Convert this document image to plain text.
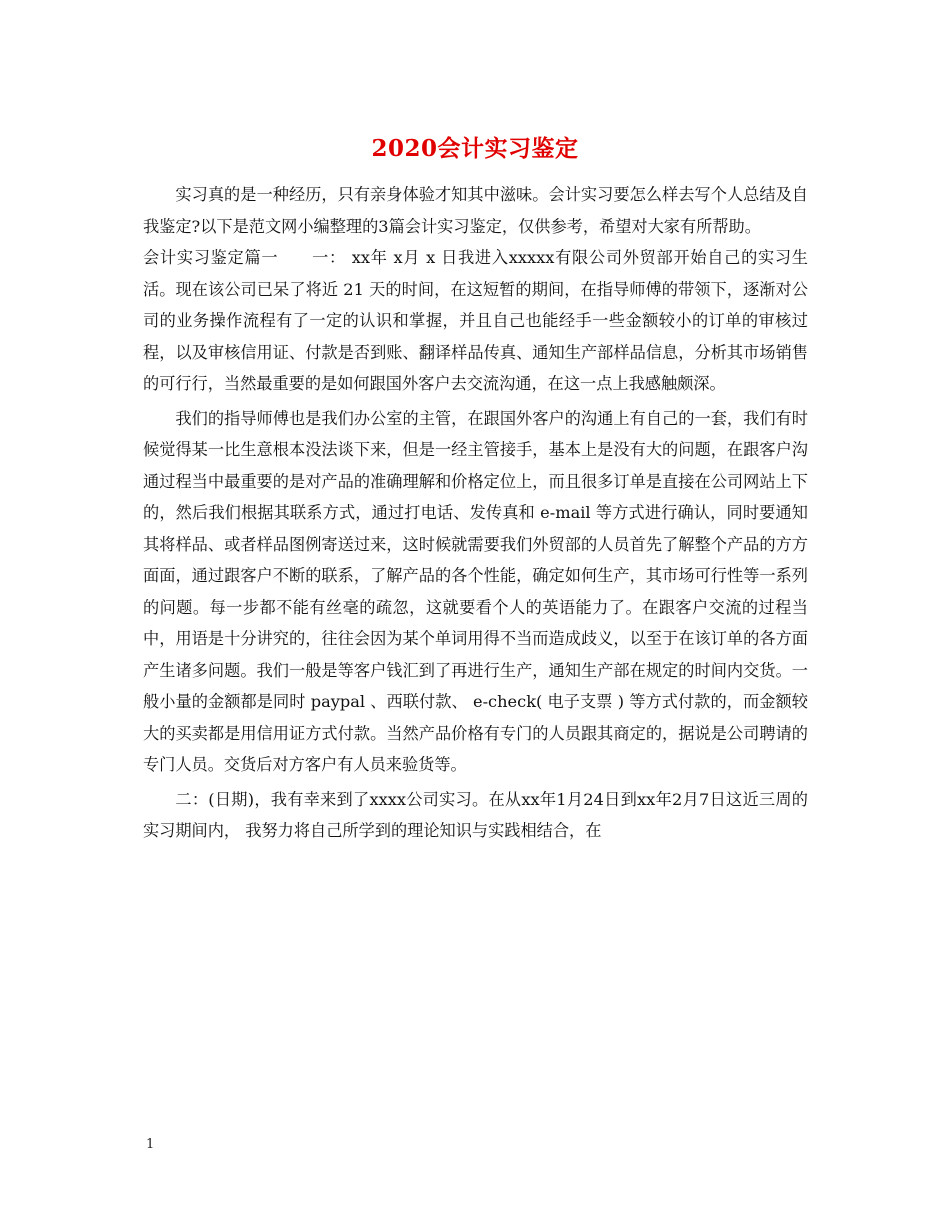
2020会计实习鉴定

实习真的是一种经历，只有亲身体验才知其中滋味。会计实习要怎么样去写个人总结及自我鉴定?以下是范文网小编整理的3篇会计实习鉴定，仅供参考，希望对大家有所帮助。

会计实习鉴定篇一　　一： xx年 x月 x 日我进入xxxxx有限公司外贸部开始自己的实习生活。现在该公司已呆了将近 21 天的时间，在这短暂的期间，在指导师傅的带领下，逐渐对公司的业务操作流程有了一定的认识和掌握，并且自己也能经手一些金额较小的订单的审核过程，以及审核信用证、付款是否到账、翻译样品传真、通知生产部样品信息，分析其市场销售的可行行，当然最重要的是如何跟国外客户去交流沟通，在这一点上我感触颇深。

我们的指导师傅也是我们办公室的主管，在跟国外客户的沟通上有自己的一套，我们有时候觉得某一比生意根本没法谈下来，但是一经主管接手，基本上是没有大的问题，在跟客户沟通过程当中最重要的是对产品的准确理解和价格定位上，而且很多订单是直接在公司网站上下的，然后我们根据其联系方式，通过打电话、发传真和 e-mail 等方式进行确认，同时要通知其将样品、或者样品图例寄送过来，这时候就需要我们外贸部的人员首先了解整个产品的方方面面，通过跟客户不断的联系，了解产品的各个性能，确定如何生产，其市场可行性等一系列的问题。每一步都不能有丝毫的疏忽，这就要看个人的英语能力了。在跟客户交流的过程当中，用语是十分讲究的，往往会因为某个单词用得不当而造成歧义，以至于在该订单的各方面产生诸多问题。我们一般是等客户钱汇到了再进行生产，通知生产部在规定的时间内交货。一般小量的金额都是同时 paypal 、西联付款、 e-check( 电子支票 ) 等方式付款的，而金额较大的买卖都是用信用证方式付款。当然产品价格有专门的人员跟其商定的，据说是公司聘请的专门人员。交货后对方客户有人员来验货等。

二：(日期)，我有幸来到了xxxx公司实习。在从xx年1月24日到xx年2月7日这近三周的实习期间内， 我努力将自己所学到的理论知识与实践相结合，在

1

## EXERCISE BRIEF
Set down all the entries exactly as they appear, but skip any pictures.

## RESULT
Convert this document image to plain text.
2020会计实习鉴定

实习真的是一种经历，只有亲身体验才知其中滋味。会计实习要怎么样去写个人总结及自我鉴定?以下是范文网小编整理的3篇会计实习鉴定，仅供参考，希望对大家有所帮助。

会计实习鉴定篇一　　一： xx年 x月 x 日我进入xxxxx有限公司外贸部开始自己的实习生活。现在该公司已呆了将近 21 天的时间，在这短暂的期间，在指导师傅的带领下，逐渐对公司的业务操作流程有了一定的认识和掌握，并且自己也能经手一些金额较小的订单的审核过程，以及审核信用证、付款是否到账、翻译样品传真、通知生产部样品信息，分析其市场销售的可行行，当然最重要的是如何跟国外客户去交流沟通，在这一点上我感触颇深。

我们的指导师傅也是我们办公室的主管，在跟国外客户的沟通上有自己的一套，我们有时候觉得某一比生意根本没法谈下来，但是一经主管接手，基本上是没有大的问题，在跟客户沟通过程当中最重要的是对产品的准确理解和价格定位上，而且很多订单是直接在公司网站上下的，然后我们根据其联系方式，通过打电话、发传真和 e-mail 等方式进行确认，同时要通知其将样品、或者样品图例寄送过来，这时候就需要我们外贸部的人员首先了解整个产品的方方面面，通过跟客户不断的联系，了解产品的各个性能，确定如何生产，其市场可行性等一系列的问题。每一步都不能有丝毫的疏忽，这就要看个人的英语能力了。在跟客户交流的过程当中，用语是十分讲究的，往往会因为某个单词用得不当而造成歧义，以至于在该订单的各方面产生诸多问题。我们一般是等客户钱汇到了再进行生产，通知生产部在规定的时间内交货。一般小量的金额都是同时 paypal 、西联付款、 e-check( 电子支票 ) 等方式付款的，而金额较大的买卖都是用信用证方式付款。当然产品价格有专门的人员跟其商定的，据说是公司聘请的专门人员。交货后对方客户有人员来验货等。

二：(日期)，我有幸来到了xxxx公司实习。在从xx年1月24日到xx年2月7日这近三周的实习期间内， 我努力将自己所学到的理论知识与实践相结合，在

1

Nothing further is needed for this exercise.